» Problem statement
Gather all lines with the word "copy" in them.
**********
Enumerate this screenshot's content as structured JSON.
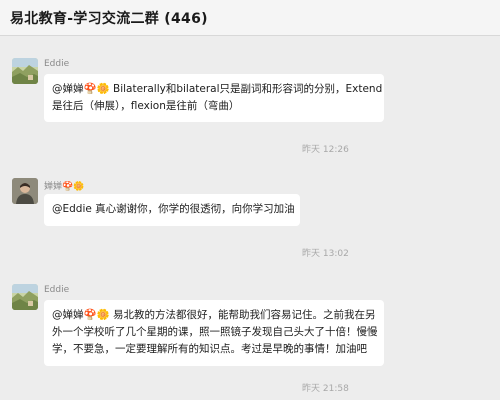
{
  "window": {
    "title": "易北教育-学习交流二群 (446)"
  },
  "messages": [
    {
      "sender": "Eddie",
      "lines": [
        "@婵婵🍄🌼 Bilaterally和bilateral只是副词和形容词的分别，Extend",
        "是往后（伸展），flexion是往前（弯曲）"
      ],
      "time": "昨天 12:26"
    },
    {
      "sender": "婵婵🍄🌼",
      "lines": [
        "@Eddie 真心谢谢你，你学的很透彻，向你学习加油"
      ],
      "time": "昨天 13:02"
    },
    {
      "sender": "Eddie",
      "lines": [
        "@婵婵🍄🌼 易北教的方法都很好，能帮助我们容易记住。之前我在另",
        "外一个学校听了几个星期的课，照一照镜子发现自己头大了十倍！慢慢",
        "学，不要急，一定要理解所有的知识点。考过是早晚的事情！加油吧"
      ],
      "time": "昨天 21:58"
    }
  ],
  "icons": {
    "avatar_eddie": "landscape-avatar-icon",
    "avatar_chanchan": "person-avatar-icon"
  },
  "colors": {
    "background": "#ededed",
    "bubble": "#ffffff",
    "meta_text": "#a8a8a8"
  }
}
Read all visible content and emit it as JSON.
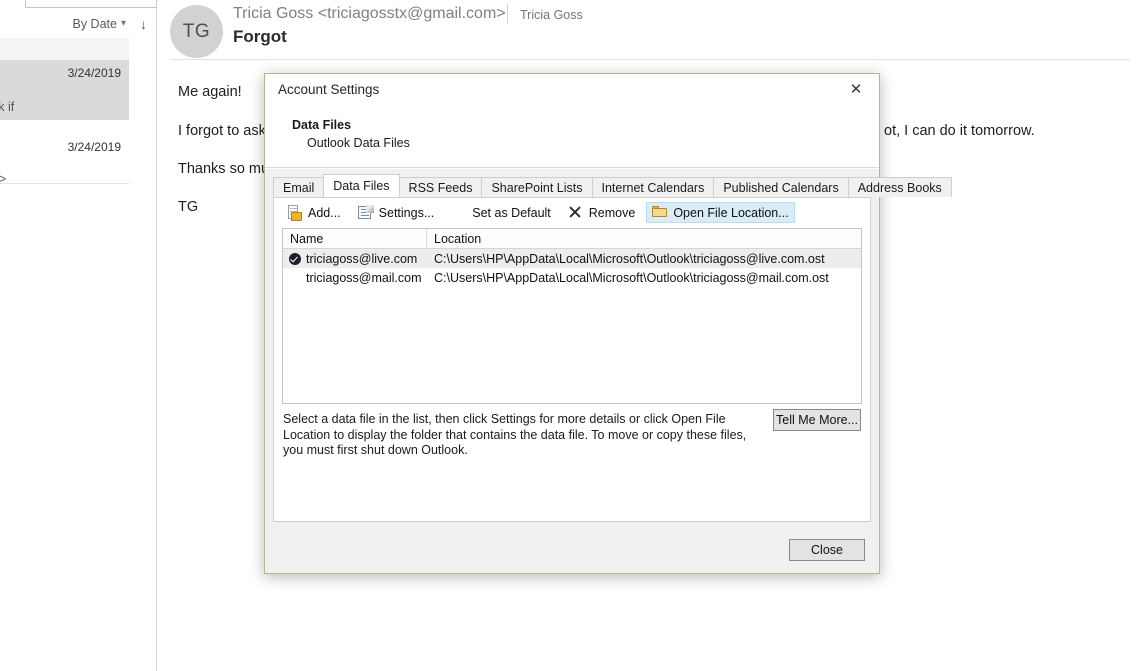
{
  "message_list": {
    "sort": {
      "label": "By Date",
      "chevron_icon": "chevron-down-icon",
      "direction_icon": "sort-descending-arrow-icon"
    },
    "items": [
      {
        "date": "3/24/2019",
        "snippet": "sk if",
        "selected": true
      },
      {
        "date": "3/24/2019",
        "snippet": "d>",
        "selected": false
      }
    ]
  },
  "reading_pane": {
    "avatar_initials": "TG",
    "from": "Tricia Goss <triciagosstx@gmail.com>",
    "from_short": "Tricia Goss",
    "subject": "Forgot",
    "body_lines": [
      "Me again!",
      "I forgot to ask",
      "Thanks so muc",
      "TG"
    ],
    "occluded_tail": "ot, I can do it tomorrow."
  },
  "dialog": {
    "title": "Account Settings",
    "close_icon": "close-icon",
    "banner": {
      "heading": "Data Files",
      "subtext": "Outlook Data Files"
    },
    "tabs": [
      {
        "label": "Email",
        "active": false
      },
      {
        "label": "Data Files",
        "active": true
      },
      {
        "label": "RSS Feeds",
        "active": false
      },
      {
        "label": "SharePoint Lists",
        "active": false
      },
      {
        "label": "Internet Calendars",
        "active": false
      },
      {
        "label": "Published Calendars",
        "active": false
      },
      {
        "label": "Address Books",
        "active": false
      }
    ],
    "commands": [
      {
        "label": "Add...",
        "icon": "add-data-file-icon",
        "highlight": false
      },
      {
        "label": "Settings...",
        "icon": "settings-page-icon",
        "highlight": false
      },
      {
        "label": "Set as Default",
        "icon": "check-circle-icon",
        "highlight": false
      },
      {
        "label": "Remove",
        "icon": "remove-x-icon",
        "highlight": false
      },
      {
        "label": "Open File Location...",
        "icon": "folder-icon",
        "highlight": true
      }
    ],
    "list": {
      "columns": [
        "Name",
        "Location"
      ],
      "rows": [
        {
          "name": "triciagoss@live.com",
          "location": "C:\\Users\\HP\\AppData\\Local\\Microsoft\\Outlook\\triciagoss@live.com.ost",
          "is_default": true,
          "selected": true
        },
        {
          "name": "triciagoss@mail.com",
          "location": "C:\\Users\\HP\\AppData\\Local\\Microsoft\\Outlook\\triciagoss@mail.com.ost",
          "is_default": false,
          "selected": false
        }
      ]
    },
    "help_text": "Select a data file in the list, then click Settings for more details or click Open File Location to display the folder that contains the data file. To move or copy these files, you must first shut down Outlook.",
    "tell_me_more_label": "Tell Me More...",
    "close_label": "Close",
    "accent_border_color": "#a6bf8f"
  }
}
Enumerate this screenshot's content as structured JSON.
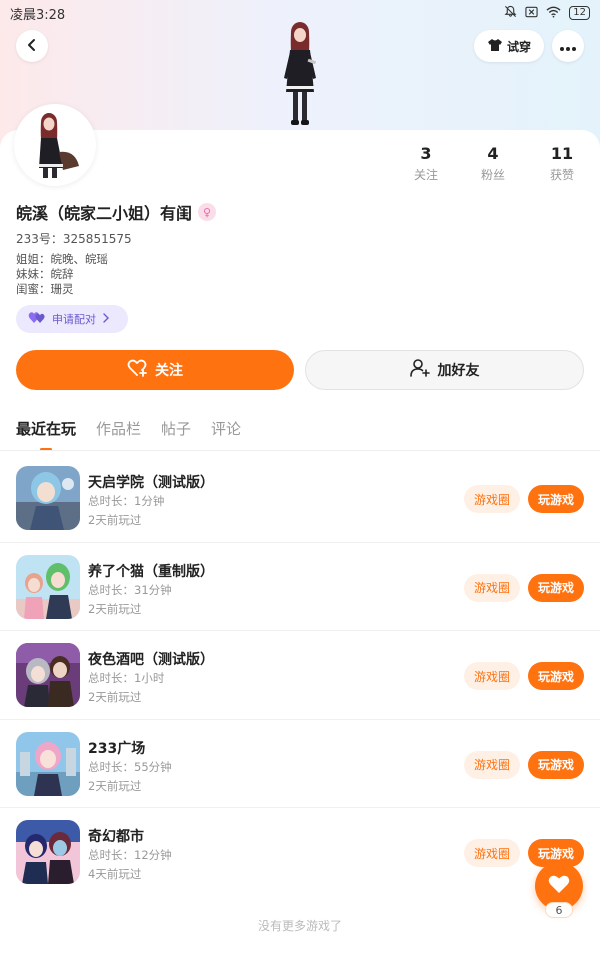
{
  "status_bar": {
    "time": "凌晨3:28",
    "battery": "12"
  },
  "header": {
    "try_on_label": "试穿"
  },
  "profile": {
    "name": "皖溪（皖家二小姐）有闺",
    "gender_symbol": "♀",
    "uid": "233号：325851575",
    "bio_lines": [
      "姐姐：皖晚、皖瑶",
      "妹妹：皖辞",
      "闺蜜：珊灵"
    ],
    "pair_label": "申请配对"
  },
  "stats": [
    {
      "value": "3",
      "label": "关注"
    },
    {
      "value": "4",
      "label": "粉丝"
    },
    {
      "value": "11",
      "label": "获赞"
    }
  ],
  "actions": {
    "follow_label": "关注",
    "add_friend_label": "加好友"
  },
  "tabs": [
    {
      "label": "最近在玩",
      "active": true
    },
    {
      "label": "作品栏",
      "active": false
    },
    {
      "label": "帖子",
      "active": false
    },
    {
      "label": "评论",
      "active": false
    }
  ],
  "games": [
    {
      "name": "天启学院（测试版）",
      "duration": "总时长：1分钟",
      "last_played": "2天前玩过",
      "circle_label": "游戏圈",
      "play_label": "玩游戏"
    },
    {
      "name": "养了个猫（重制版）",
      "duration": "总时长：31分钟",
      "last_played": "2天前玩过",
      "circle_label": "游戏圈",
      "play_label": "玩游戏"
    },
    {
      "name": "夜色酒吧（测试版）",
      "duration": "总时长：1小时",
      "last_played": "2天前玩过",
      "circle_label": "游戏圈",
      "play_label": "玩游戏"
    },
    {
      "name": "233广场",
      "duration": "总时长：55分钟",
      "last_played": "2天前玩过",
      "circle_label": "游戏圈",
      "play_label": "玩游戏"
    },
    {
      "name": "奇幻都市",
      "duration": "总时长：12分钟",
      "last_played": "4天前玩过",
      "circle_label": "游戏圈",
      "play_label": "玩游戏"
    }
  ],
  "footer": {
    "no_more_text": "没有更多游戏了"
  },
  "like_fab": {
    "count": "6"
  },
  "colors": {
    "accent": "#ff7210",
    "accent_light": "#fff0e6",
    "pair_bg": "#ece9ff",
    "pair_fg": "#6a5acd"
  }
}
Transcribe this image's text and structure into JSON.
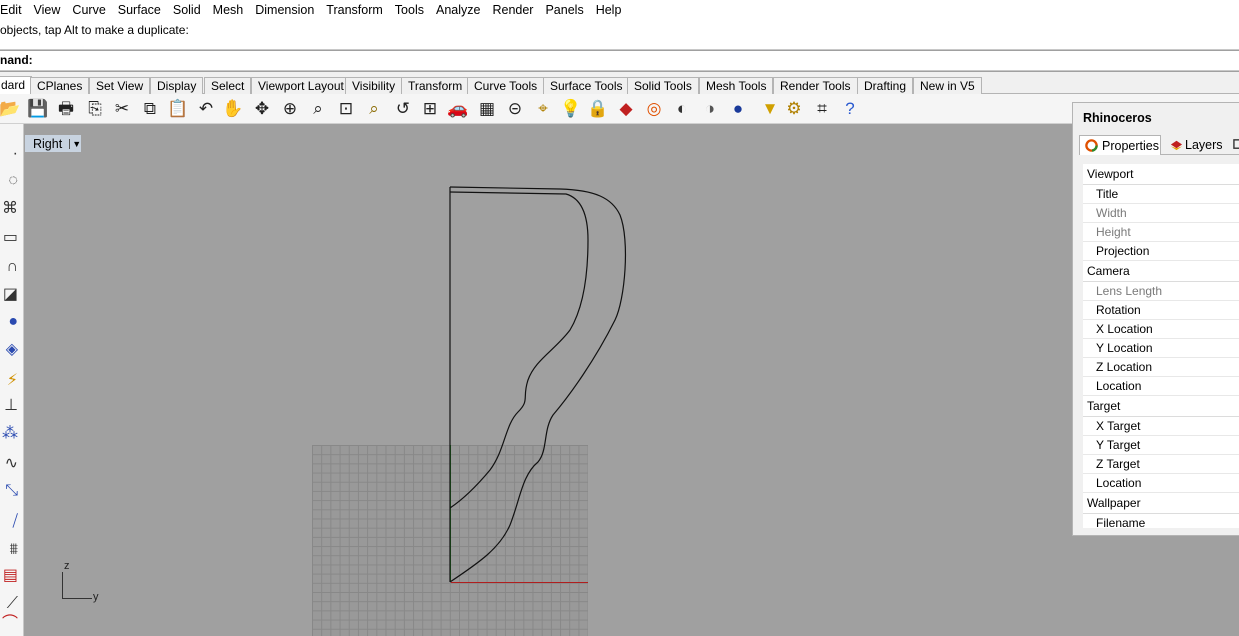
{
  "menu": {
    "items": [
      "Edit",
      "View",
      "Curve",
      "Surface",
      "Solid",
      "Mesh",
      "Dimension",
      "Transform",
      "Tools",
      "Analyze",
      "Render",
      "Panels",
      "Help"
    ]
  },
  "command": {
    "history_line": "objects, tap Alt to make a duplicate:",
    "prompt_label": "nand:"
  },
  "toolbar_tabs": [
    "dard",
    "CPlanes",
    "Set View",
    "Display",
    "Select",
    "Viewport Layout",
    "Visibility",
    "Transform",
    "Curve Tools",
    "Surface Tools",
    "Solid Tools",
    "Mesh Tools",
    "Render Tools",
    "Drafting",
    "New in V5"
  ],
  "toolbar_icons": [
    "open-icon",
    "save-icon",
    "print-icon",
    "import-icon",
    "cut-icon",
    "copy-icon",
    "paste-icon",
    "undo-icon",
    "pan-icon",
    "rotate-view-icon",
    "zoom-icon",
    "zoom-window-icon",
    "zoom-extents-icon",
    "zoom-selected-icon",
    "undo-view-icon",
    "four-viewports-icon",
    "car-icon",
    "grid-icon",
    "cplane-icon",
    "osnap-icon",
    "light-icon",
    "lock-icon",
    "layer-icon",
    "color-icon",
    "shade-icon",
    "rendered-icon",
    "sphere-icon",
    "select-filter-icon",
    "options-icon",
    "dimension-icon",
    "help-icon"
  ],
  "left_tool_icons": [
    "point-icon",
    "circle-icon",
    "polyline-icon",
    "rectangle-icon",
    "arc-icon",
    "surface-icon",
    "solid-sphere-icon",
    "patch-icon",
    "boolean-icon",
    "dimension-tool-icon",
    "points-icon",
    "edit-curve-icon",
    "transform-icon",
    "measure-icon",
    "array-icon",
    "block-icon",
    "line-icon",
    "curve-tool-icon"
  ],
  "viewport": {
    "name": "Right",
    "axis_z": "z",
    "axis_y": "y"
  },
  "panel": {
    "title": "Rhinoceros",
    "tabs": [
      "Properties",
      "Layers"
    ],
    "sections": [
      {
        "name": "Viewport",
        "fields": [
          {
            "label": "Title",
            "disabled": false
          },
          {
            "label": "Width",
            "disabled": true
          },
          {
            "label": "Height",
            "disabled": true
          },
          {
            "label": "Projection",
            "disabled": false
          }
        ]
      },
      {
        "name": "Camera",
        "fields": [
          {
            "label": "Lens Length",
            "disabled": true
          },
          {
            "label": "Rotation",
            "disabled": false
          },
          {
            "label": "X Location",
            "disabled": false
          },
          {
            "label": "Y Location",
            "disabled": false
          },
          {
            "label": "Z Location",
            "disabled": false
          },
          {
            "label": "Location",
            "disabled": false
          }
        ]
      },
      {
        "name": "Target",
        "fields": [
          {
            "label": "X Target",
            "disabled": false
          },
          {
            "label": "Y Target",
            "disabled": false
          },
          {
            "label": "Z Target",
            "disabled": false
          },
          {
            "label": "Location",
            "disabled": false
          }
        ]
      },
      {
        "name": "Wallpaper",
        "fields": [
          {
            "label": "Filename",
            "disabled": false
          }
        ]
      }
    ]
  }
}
**********
» Answer in full
    "help_text": "Select a data file in the list, then click Settings for more details or click Open File Location to display the folder that contains the data file. To move or copy these files, you must first shut down Outlook.",
    "copy-icon",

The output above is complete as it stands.